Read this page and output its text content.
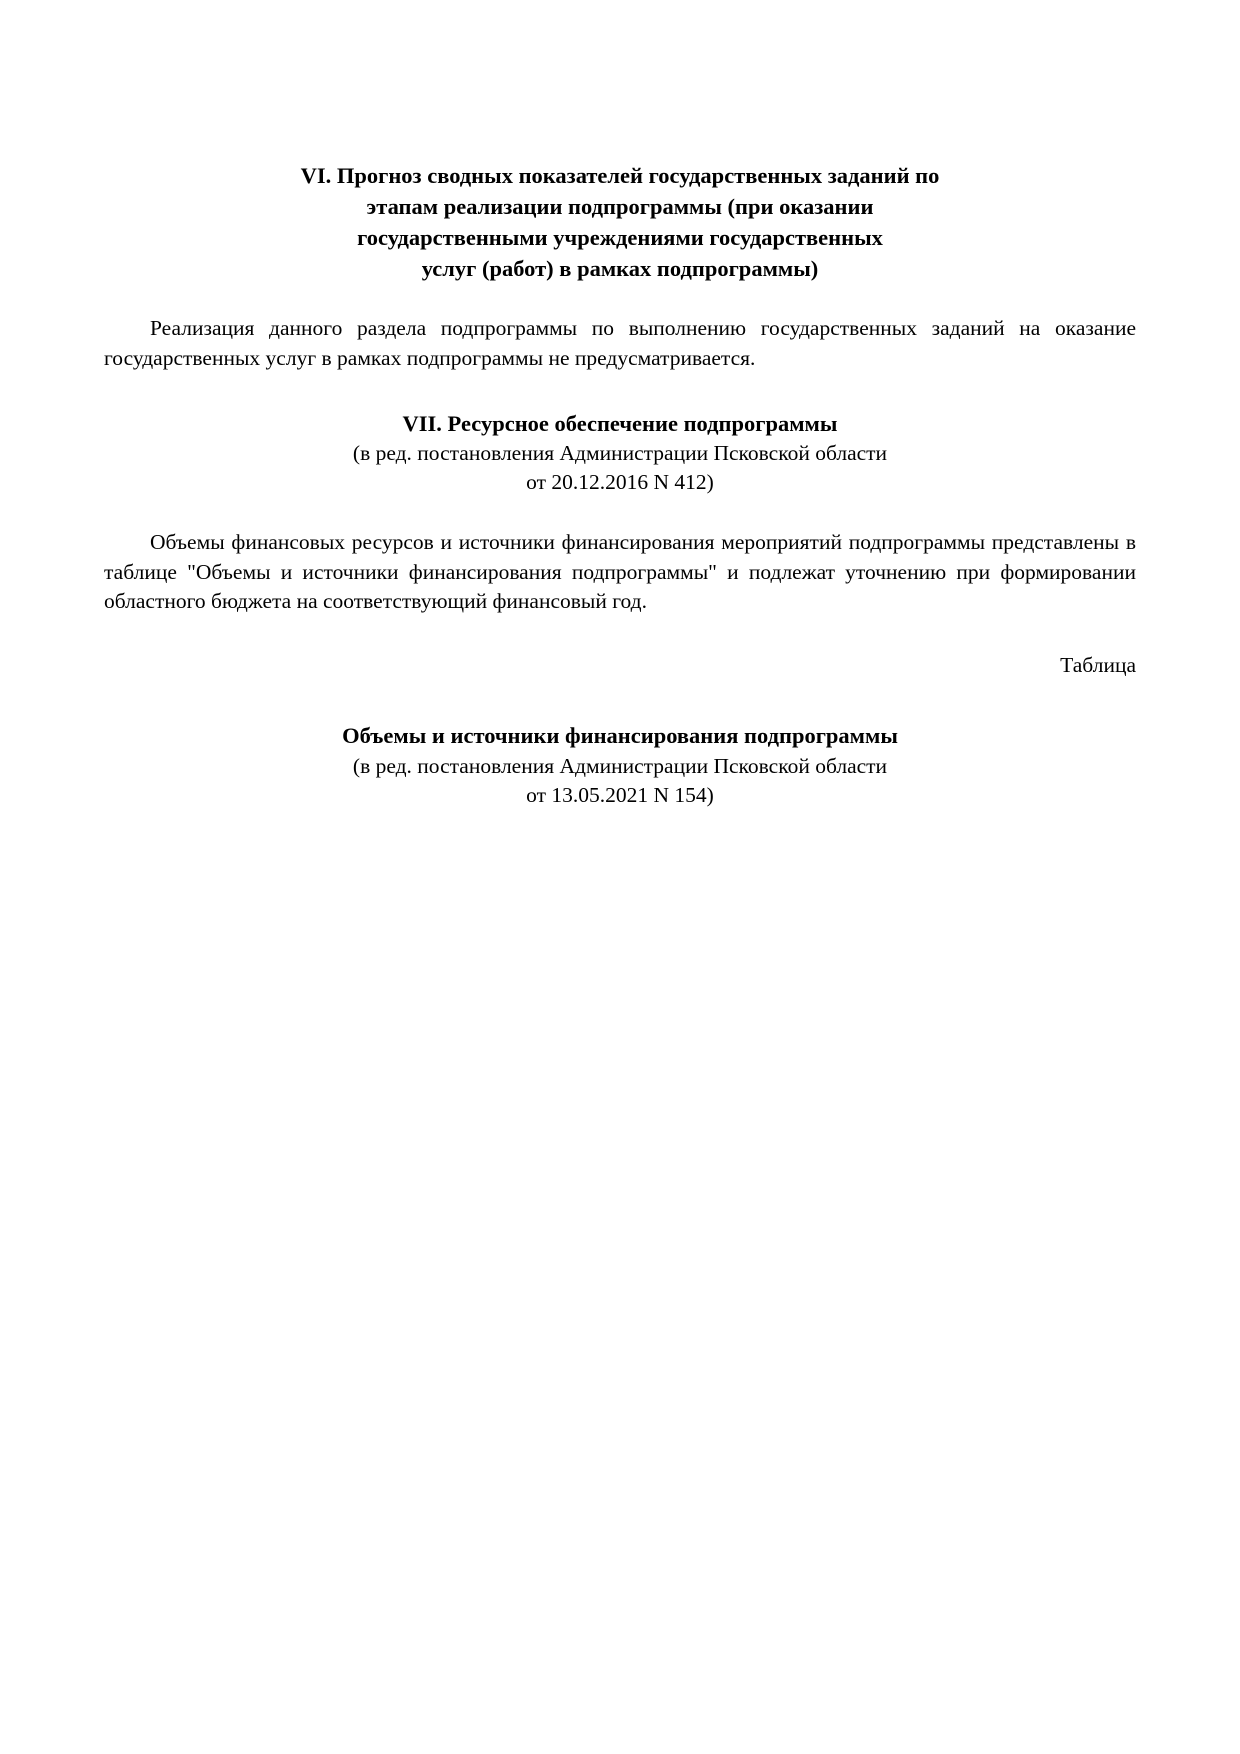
VI. Прогноз сводных показателей государственных заданий по
этапам реализации подпрограммы (при оказании
государственными учреждениями государственных
услуг (работ) в рамках подпрограммы)

Реализация данного раздела подпрограммы по выполнению государственных заданий на оказание государственных услуг в рамках подпрограммы не предусматривается.

VII. Ресурсное обеспечение подпрограммы
(в ред. постановления Администрации Псковской области
от 20.12.2016 N 412)

Объемы финансовых ресурсов и источники финансирования мероприятий подпрограммы представлены в таблице "Объемы и источники финансирования подпрограммы" и подлежат уточнению при формировании областного бюджета на соответствующий финансовый год.

Таблица
Объемы и источники финансирования подпрограммы
(в ред. постановления Администрации Псковской области
от 13.05.2021 N 154)
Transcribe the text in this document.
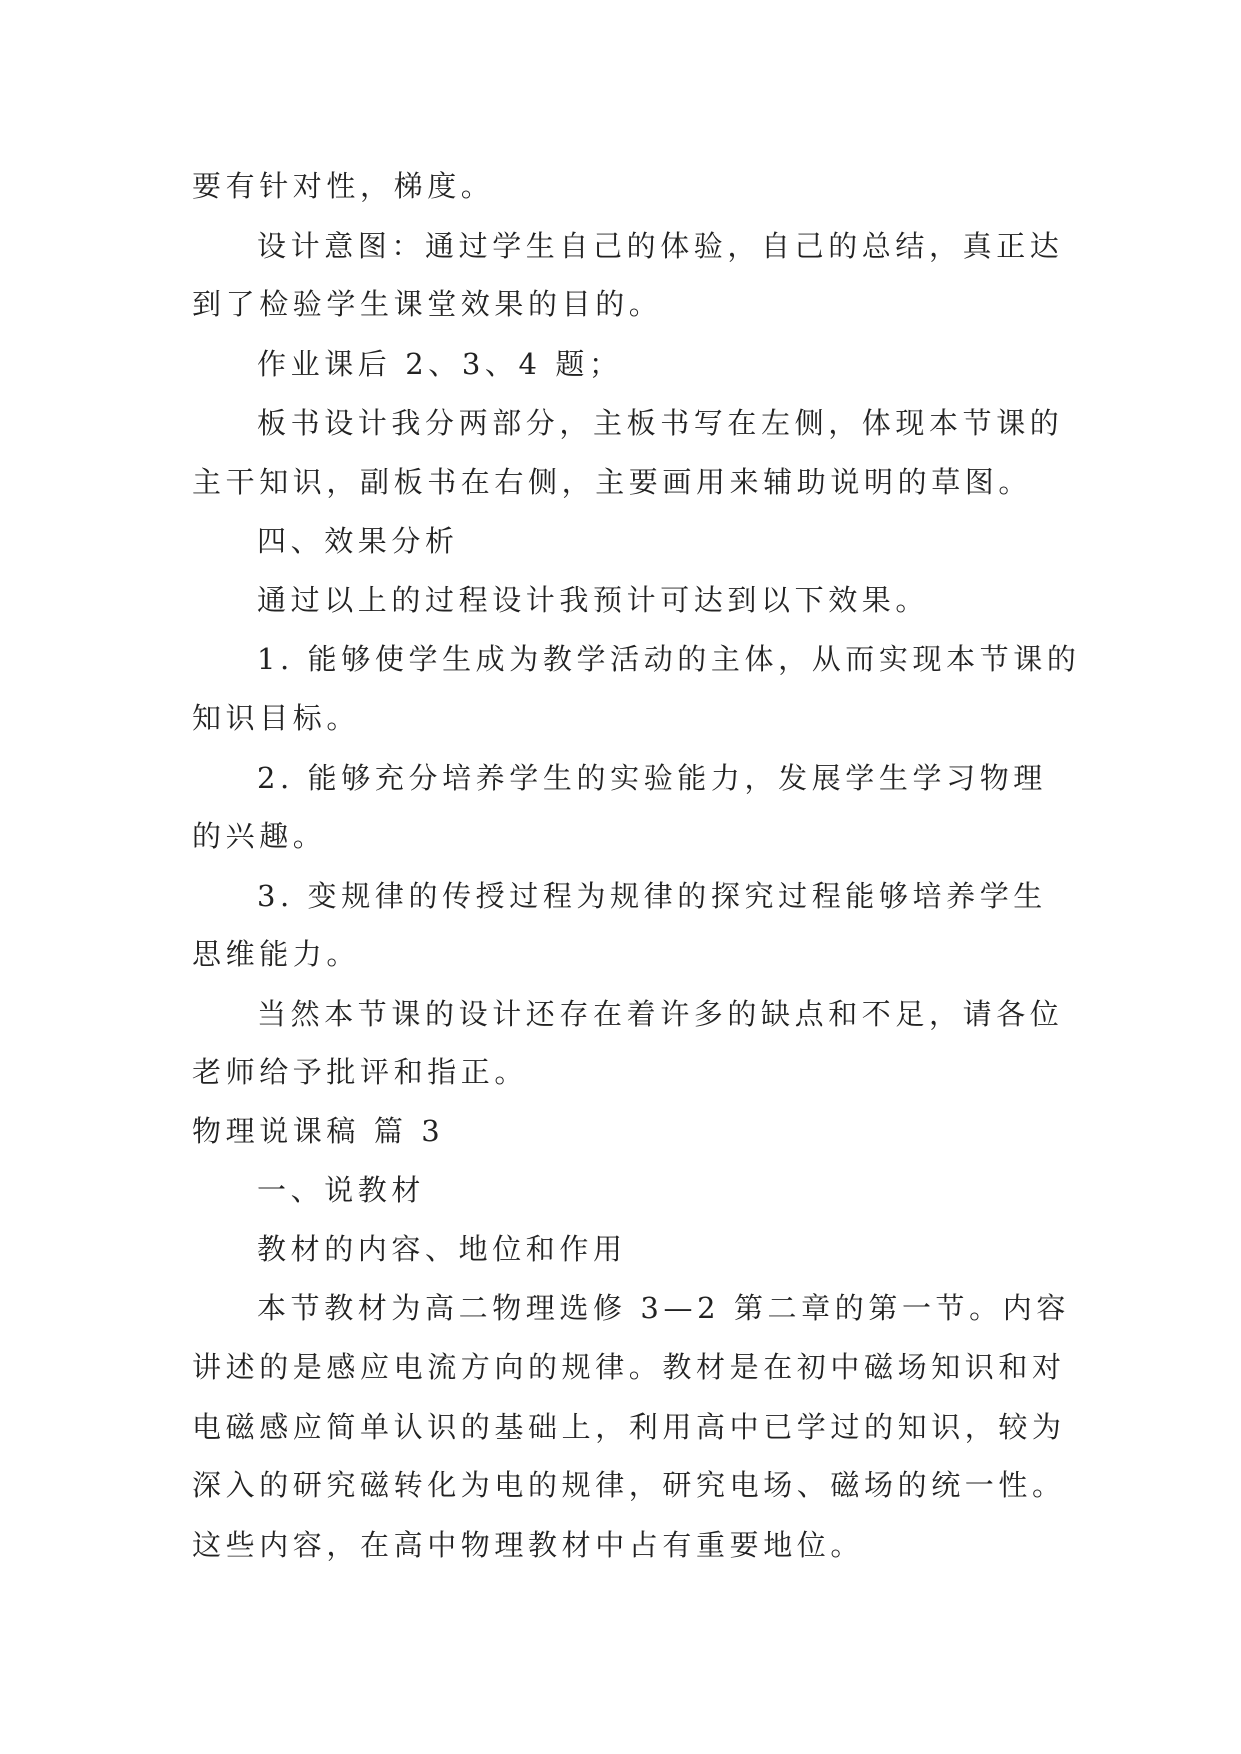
要有针对性，梯度。

设计意图：通过学生自己的体验，自己的总结，真正达

到了检验学生课堂效果的目的。

作业课后 2、3、4 题；

板书设计我分两部分，主板书写在左侧，体现本节课的

主干知识，副板书在右侧，主要画用来辅助说明的草图。

四、效果分析

通过以上的过程设计我预计可达到以下效果。

1. 能够使学生成为教学活动的主体，从而实现本节课的

知识目标。

2. 能够充分培养学生的实验能力，发展学生学习物理

的兴趣。

3. 变规律的传授过程为规律的探究过程能够培养学生

思维能力。

当然本节课的设计还存在着许多的缺点和不足，请各位

老师给予批评和指正。

物理说课稿 篇 3

一、说教材

教材的内容、地位和作用

本节教材为高二物理选修 3—2 第二章的第一节。内容

讲述的是感应电流方向的规律。教材是在初中磁场知识和对

电磁感应简单认识的基础上，利用高中已学过的知识，较为

深入的研究磁转化为电的规律，研究电场、磁场的统一性。

这些内容，在高中物理教材中占有重要地位。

- **TASK DIRECTIONS**:
Copy the whole listing above word for word but do not carry over the pictures.

- **ANSWER TO THE EXERCISE**:
Read this page and output its text content.
VI. Прогноз сводных показателей государственных заданий по
этапам реализации подпрограммы (при оказании
государственными учреждениями государственных
услуг (работ) в рамках подпрограммы)

Реализация данного раздела подпрограммы по выполнению государственных заданий на оказание государственных услуг в рамках подпрограммы не предусматривается.

VII. Ресурсное обеспечение подпрограммы
(в ред. постановления Администрации Псковской области
от 20.12.2016 N 412)

Объемы финансовых ресурсов и источники финансирования мероприятий подпрограммы представлены в таблице "Объемы и источники финансирования подпрограммы" и подлежат уточнению при формировании областного бюджета на соответствующий финансовый год.

Таблица
Объемы и источники финансирования подпрограммы
(в ред. постановления Администрации Псковской области
от 13.05.2021 N 154)
Transcribe the text in this document.
要有针对性，梯度。

设计意图：通过学生自己的体验，自己的总结，真正达

到了检验学生课堂效果的目的。

作业课后 2、3、4 题；

板书设计我分两部分，主板书写在左侧，体现本节课的

主干知识，副板书在右侧，主要画用来辅助说明的草图。

四、效果分析

通过以上的过程设计我预计可达到以下效果。

1. 能够使学生成为教学活动的主体，从而实现本节课的

知识目标。

2. 能够充分培养学生的实验能力，发展学生学习物理

的兴趣。

3. 变规律的传授过程为规律的探究过程能够培养学生

思维能力。

当然本节课的设计还存在着许多的缺点和不足，请各位

老师给予批评和指正。

物理说课稿 篇 3

一、说教材

教材的内容、地位和作用

本节教材为高二物理选修 3—2 第二章的第一节。内容

讲述的是感应电流方向的规律。教材是在初中磁场知识和对

电磁感应简单认识的基础上，利用高中已学过的知识，较为

深入的研究磁转化为电的规律，研究电场、磁场的统一性。

这些内容，在高中物理教材中占有重要地位。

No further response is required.